--- Start of Dataset rows ---
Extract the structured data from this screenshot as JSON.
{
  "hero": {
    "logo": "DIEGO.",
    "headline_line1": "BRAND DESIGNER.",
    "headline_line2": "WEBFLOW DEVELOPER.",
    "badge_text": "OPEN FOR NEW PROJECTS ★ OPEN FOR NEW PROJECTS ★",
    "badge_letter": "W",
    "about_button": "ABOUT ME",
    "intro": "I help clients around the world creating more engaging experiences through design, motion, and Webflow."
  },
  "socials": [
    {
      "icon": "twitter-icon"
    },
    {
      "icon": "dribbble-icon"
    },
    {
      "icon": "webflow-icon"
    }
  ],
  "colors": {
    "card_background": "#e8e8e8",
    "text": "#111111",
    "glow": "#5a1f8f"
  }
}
--- End of Dataset rows ---
Stated goal
Write the data out again in full and exactly.

Output
Extract the structured data from this screenshot as JSON.
{
  "hero": {
    "logo": "DIEGO.",
    "headline_line1": "BRAND DESIGNER.",
    "headline_line2": "WEBFLOW DEVELOPER.",
    "badge_text": "OPEN FOR NEW PROJECTS ★ OPEN FOR NEW PROJECTS ★",
    "badge_letter": "W",
    "about_button": "ABOUT ME",
    "intro": "I help clients around the world creating more engaging experiences through design, motion, and Webflow."
  },
  "socials": [
    {
      "icon": "twitter-icon"
    },
    {
      "icon": "dribbble-icon"
    },
    {
      "icon": "webflow-icon"
    }
  ],
  "colors": {
    "card_background": "#e8e8e8",
    "text": "#111111",
    "glow": "#5a1f8f"
  }
}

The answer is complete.